- Task brief:
Quote the listing below in its entirety.

- Data extracted from a collection:
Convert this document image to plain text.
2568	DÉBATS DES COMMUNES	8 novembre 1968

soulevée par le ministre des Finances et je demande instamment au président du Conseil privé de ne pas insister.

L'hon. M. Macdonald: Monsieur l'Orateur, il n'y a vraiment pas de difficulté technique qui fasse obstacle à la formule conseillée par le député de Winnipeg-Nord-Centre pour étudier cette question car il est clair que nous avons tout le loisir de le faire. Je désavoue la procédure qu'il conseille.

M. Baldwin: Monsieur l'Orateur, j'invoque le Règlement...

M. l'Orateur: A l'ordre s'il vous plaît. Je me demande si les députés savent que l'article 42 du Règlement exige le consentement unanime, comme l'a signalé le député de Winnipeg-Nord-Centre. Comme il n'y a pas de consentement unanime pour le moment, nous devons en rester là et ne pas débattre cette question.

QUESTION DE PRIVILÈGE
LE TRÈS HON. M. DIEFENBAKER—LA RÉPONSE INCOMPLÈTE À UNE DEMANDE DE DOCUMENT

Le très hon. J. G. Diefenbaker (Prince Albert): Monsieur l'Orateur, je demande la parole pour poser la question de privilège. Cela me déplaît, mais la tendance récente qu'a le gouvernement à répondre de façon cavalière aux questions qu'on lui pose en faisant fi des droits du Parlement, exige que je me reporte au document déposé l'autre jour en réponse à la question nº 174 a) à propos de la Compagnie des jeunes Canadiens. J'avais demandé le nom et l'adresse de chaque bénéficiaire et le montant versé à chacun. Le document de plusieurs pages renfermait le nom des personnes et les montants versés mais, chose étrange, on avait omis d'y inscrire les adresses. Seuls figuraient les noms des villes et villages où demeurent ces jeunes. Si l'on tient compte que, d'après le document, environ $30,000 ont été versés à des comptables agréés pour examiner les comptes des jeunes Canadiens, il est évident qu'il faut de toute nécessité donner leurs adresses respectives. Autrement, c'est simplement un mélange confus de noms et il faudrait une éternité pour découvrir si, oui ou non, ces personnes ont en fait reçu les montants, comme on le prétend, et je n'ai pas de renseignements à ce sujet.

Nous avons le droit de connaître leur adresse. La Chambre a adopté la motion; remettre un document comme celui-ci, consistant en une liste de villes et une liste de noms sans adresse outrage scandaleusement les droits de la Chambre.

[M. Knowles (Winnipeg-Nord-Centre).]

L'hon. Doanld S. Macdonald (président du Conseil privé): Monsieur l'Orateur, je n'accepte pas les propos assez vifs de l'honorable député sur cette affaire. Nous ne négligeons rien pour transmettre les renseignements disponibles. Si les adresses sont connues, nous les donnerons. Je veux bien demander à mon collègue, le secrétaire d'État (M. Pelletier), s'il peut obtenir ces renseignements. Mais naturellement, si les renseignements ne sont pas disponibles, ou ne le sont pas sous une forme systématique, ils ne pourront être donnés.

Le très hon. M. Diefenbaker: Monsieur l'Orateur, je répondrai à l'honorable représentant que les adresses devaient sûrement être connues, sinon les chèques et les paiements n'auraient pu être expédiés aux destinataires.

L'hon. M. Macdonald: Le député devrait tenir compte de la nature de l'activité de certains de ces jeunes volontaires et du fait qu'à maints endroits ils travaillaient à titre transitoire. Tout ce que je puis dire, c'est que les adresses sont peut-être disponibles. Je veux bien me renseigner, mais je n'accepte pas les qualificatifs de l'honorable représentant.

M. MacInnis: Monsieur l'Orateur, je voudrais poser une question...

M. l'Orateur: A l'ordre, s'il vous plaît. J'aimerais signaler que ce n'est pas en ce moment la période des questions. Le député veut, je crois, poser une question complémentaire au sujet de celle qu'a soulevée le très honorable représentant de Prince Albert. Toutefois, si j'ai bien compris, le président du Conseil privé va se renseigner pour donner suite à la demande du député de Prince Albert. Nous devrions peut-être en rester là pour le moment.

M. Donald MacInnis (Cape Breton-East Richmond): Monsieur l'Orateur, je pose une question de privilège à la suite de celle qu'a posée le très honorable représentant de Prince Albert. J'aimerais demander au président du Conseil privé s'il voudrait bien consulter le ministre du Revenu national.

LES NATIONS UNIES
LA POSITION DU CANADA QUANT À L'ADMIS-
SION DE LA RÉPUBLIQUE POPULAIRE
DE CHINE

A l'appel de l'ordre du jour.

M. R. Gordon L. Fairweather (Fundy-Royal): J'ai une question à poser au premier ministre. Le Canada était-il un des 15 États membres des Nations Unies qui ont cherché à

- Solution:
Convert this document image to plain text.
2568	DÉBATS DES COMMUNES	8 novembre 1968

soulevée par le ministre des Finances et je demande instamment au président du Conseil privé de ne pas insister.

L'hon. M. Macdonald: Monsieur l'Orateur, il n'y a vraiment pas de difficulté technique qui fasse obstacle à la formule conseillée par le député de Winnipeg-Nord-Centre pour étudier cette question car il est clair que nous avons tout le loisir de le faire. Je désavoue la procédure qu'il conseille.

M. Baldwin: Monsieur l'Orateur, j'invoque le Règlement...

M. l'Orateur: A l'ordre s'il vous plaît. Je me demande si les députés savent que l'article 42 du Règlement exige le consentement unanime, comme l'a signalé le député de Winnipeg-Nord-Centre. Comme il n'y a pas de consentement unanime pour le moment, nous devons en rester là et ne pas débattre cette question.

QUESTION DE PRIVILÈGE
LE TRÈS HON. M. DIEFENBAKER—LA RÉPONSE INCOMPLÈTE À UNE DEMANDE DE DOCUMENT

Le très hon. J. G. Diefenbaker (Prince Albert): Monsieur l'Orateur, je demande la parole pour poser la question de privilège. Cela me déplaît, mais la tendance récente qu'a le gouvernement à répondre de façon cavalière aux questions qu'on lui pose en faisant fi des droits du Parlement, exige que je me reporte au document déposé l'autre jour en réponse à la question nº 174 a) à propos de la Compagnie des jeunes Canadiens. J'avais demandé le nom et l'adresse de chaque bénéficiaire et le montant versé à chacun. Le document de plusieurs pages renfermait le nom des personnes et les montants versés mais, chose étrange, on avait omis d'y inscrire les adresses. Seuls figuraient les noms des villes et villages où demeurent ces jeunes. Si l'on tient compte que, d'après le document, environ $30,000 ont été versés à des comptables agréés pour examiner les comptes des jeunes Canadiens, il est évident qu'il faut de toute nécessité donner leurs adresses respectives. Autrement, c'est simplement un mélange confus de noms et il faudrait une éternité pour découvrir si, oui ou non, ces personnes ont en fait reçu les montants, comme on le prétend, et je n'ai pas de renseignements à ce sujet.

Nous avons le droit de connaître leur adresse. La Chambre a adopté la motion; remettre un document comme celui-ci, consistant en une liste de villes et une liste de noms sans adresse outrage scandaleusement les droits de la Chambre.

[M. Knowles (Winnipeg-Nord-Centre).]

L'hon. Doanld S. Macdonald (président du Conseil privé): Monsieur l'Orateur, je n'accepte pas les propos assez vifs de l'honorable député sur cette affaire. Nous ne négligeons rien pour transmettre les renseignements disponibles. Si les adresses sont connues, nous les donnerons. Je veux bien demander à mon collègue, le secrétaire d'État (M. Pelletier), s'il peut obtenir ces renseignements. Mais naturellement, si les renseignements ne sont pas disponibles, ou ne le sont pas sous une forme systématique, ils ne pourront être donnés.

Le très hon. M. Diefenbaker: Monsieur l'Orateur, je répondrai à l'honorable représentant que les adresses devaient sûrement être connues, sinon les chèques et les paiements n'auraient pu être expédiés aux destinataires.

L'hon. M. Macdonald: Le député devrait tenir compte de la nature de l'activité de certains de ces jeunes volontaires et du fait qu'à maints endroits ils travaillaient à titre transitoire. Tout ce que je puis dire, c'est que les adresses sont peut-être disponibles. Je veux bien me renseigner, mais je n'accepte pas les qualificatifs de l'honorable représentant.

M. MacInnis: Monsieur l'Orateur, je voudrais poser une question...

M. l'Orateur: A l'ordre, s'il vous plaît. J'aimerais signaler que ce n'est pas en ce moment la période des questions. Le député veut, je crois, poser une question complémentaire au sujet de celle qu'a soulevée le très honorable représentant de Prince Albert. Toutefois, si j'ai bien compris, le président du Conseil privé va se renseigner pour donner suite à la demande du député de Prince Albert. Nous devrions peut-être en rester là pour le moment.

M. Donald MacInnis (Cape Breton-East Richmond): Monsieur l'Orateur, je pose une question de privilège à la suite de celle qu'a posée le très honorable représentant de Prince Albert. J'aimerais demander au président du Conseil privé s'il voudrait bien consulter le ministre du Revenu national.

LES NATIONS UNIES
LA POSITION DU CANADA QUANT À L'ADMIS-
SION DE LA RÉPUBLIQUE POPULAIRE
DE CHINE

A l'appel de l'ordre du jour.

M. R. Gordon L. Fairweather (Fundy-Royal): J'ai une question à poser au premier ministre. Le Canada était-il un des 15 États membres des Nations Unies qui ont cherché à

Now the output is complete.